▸ **AIM OF THE TASK**: Using the material that follows, identify and copy each line with the string "emisor".

▸ **INPUT FOR THIS TASK**:
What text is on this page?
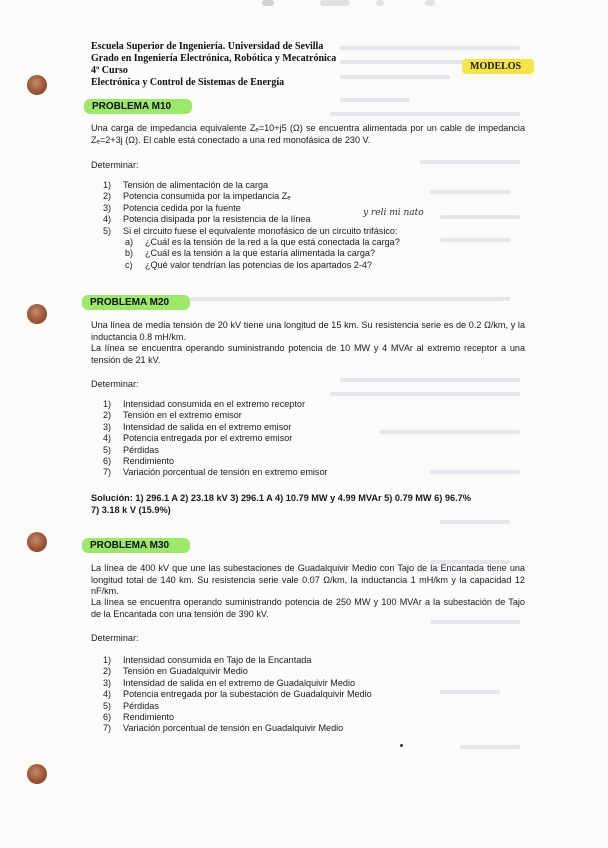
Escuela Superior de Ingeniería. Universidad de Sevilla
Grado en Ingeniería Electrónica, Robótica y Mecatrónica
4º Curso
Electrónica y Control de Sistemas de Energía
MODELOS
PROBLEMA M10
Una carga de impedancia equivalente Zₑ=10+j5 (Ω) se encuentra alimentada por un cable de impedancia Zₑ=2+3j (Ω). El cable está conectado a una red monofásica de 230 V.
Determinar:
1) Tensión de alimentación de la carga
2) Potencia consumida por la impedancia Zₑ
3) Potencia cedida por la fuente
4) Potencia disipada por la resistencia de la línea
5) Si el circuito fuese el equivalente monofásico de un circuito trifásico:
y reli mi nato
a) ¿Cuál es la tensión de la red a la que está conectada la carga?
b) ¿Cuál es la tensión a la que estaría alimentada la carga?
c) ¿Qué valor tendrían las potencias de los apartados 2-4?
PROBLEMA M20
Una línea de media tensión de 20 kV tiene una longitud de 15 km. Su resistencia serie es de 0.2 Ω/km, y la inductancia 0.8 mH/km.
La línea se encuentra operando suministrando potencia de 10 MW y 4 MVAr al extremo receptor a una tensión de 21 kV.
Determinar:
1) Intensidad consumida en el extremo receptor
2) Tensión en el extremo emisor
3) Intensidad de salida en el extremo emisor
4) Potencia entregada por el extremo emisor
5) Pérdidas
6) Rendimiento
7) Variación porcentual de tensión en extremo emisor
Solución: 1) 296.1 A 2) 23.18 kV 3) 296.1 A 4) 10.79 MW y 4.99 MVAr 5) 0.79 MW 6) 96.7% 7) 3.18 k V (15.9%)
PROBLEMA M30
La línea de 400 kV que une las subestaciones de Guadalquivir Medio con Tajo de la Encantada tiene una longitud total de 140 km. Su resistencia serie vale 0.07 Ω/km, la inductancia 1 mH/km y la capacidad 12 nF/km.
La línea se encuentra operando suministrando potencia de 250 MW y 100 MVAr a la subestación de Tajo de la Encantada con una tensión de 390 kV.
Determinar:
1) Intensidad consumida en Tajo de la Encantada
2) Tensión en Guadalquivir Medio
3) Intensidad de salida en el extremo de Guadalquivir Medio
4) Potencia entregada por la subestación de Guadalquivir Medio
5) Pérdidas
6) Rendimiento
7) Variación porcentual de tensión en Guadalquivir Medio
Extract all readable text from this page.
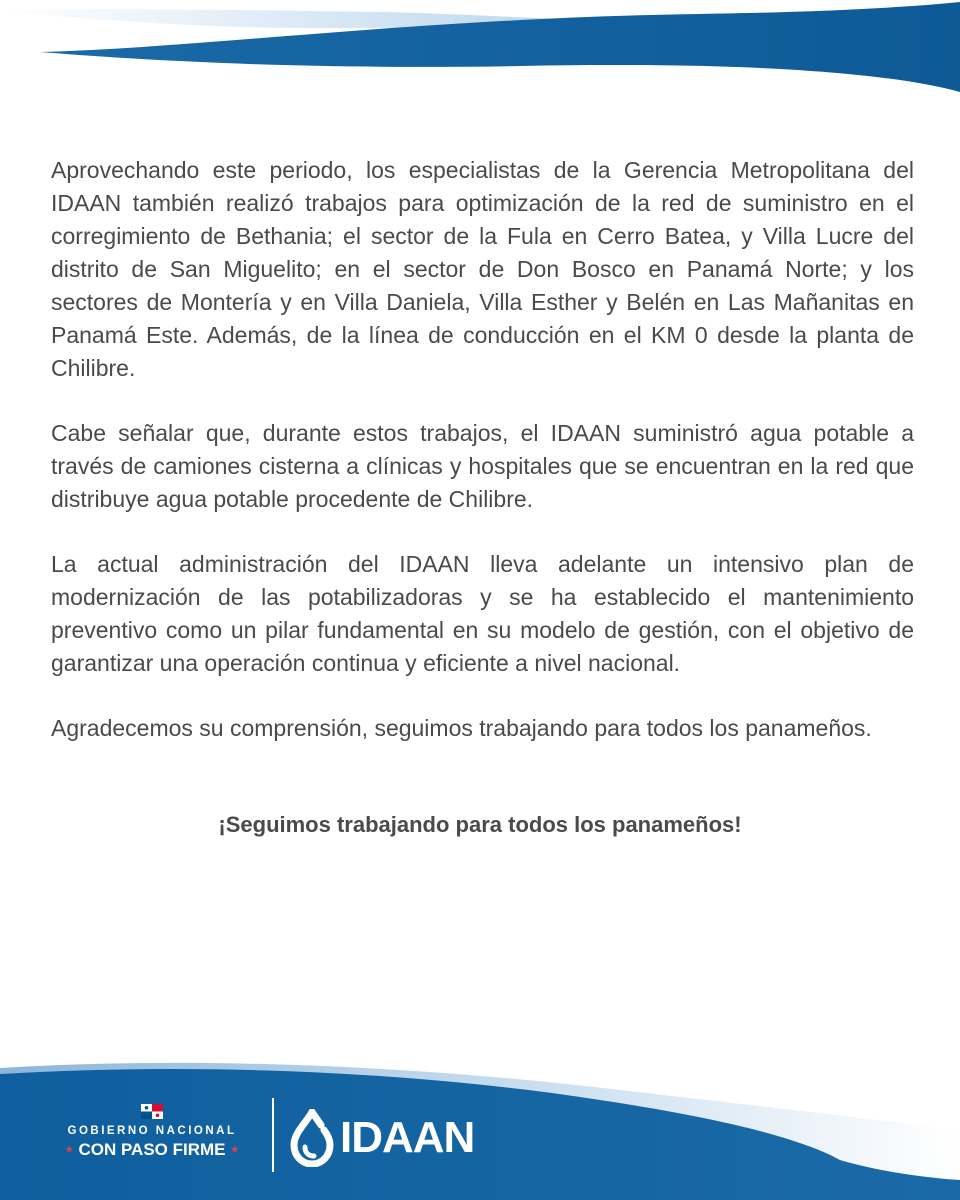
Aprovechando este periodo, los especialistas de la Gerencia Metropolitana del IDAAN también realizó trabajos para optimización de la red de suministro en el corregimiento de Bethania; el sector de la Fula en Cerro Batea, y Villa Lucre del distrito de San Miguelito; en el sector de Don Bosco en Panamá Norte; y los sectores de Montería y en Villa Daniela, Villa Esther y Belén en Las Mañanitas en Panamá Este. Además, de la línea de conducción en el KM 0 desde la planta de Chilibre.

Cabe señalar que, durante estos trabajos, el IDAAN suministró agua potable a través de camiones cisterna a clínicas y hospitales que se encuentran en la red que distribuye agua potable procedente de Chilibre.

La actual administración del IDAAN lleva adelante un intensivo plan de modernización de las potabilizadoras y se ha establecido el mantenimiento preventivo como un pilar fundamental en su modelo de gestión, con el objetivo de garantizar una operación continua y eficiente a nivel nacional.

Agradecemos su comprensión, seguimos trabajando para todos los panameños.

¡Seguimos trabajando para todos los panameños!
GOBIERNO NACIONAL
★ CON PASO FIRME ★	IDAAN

...

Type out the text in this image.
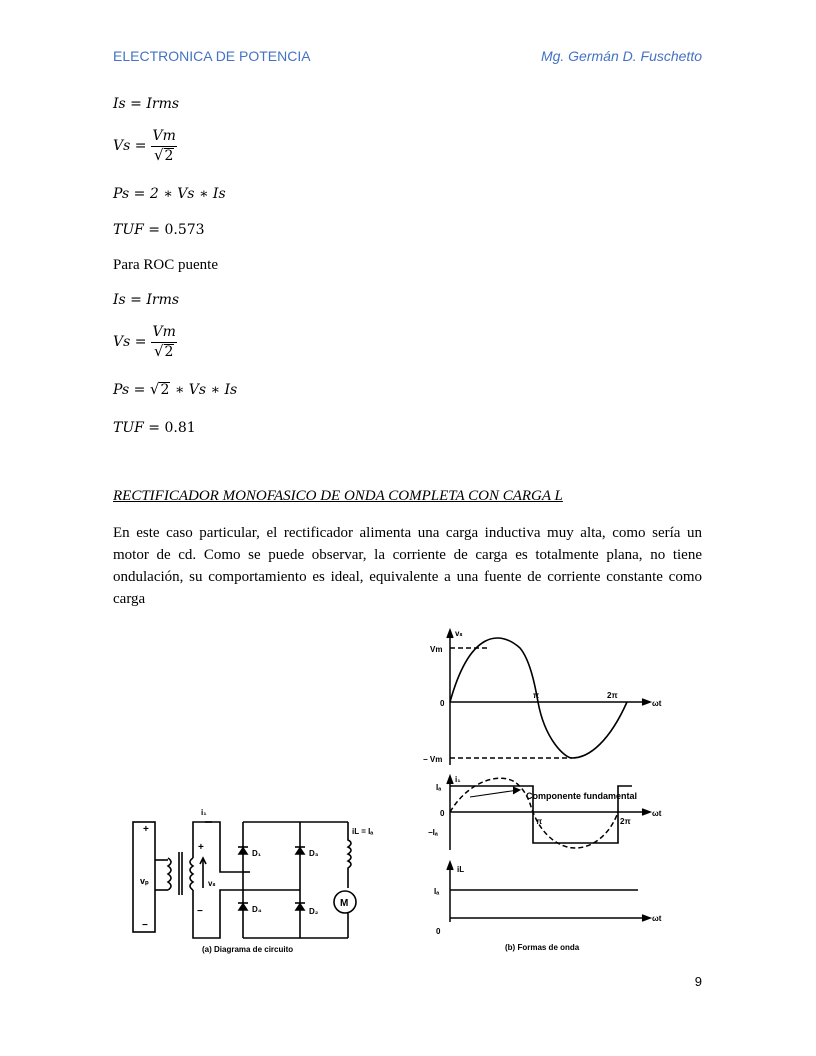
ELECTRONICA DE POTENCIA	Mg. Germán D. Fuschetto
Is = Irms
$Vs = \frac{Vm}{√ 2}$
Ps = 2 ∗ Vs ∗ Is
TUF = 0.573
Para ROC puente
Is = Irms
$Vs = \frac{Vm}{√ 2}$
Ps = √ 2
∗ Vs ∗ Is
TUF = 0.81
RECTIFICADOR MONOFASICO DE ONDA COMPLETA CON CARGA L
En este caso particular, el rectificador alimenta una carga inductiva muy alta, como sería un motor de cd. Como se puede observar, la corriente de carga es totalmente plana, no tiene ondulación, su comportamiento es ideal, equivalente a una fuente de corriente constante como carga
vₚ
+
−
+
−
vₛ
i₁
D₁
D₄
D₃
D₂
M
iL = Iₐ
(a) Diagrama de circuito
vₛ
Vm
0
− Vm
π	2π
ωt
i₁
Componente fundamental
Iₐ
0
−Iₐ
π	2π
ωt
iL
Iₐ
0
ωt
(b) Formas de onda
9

* * *

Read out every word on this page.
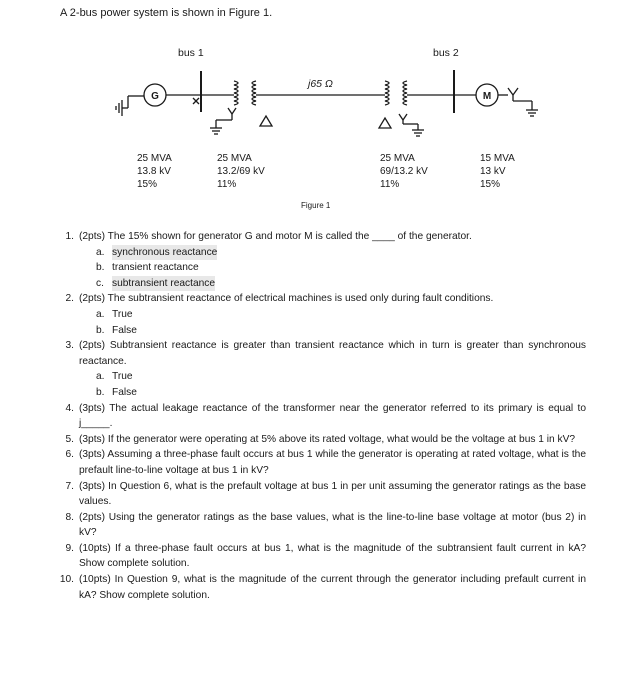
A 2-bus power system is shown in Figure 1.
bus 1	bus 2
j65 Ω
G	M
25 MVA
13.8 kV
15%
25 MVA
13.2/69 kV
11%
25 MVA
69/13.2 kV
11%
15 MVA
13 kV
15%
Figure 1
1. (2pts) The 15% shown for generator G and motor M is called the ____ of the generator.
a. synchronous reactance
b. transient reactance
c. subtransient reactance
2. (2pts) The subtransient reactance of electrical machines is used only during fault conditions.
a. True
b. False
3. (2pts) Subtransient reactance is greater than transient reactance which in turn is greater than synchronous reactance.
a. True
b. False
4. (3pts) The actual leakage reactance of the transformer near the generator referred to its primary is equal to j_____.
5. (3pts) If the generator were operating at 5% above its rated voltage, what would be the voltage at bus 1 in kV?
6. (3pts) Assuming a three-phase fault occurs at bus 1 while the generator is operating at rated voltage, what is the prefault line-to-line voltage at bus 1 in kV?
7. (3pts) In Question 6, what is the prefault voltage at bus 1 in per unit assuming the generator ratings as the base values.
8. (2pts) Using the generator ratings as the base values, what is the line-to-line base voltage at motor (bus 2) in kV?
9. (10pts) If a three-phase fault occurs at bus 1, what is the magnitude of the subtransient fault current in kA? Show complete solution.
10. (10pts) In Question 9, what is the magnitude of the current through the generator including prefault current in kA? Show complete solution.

▸ **THE REPLY**:
2) Tensión en el extremo emisor
3) Intensidad de salida en el extremo emisor
4) Potencia entregada por el extremo emisor
7) Variación porcentual de tensión en extremo emisor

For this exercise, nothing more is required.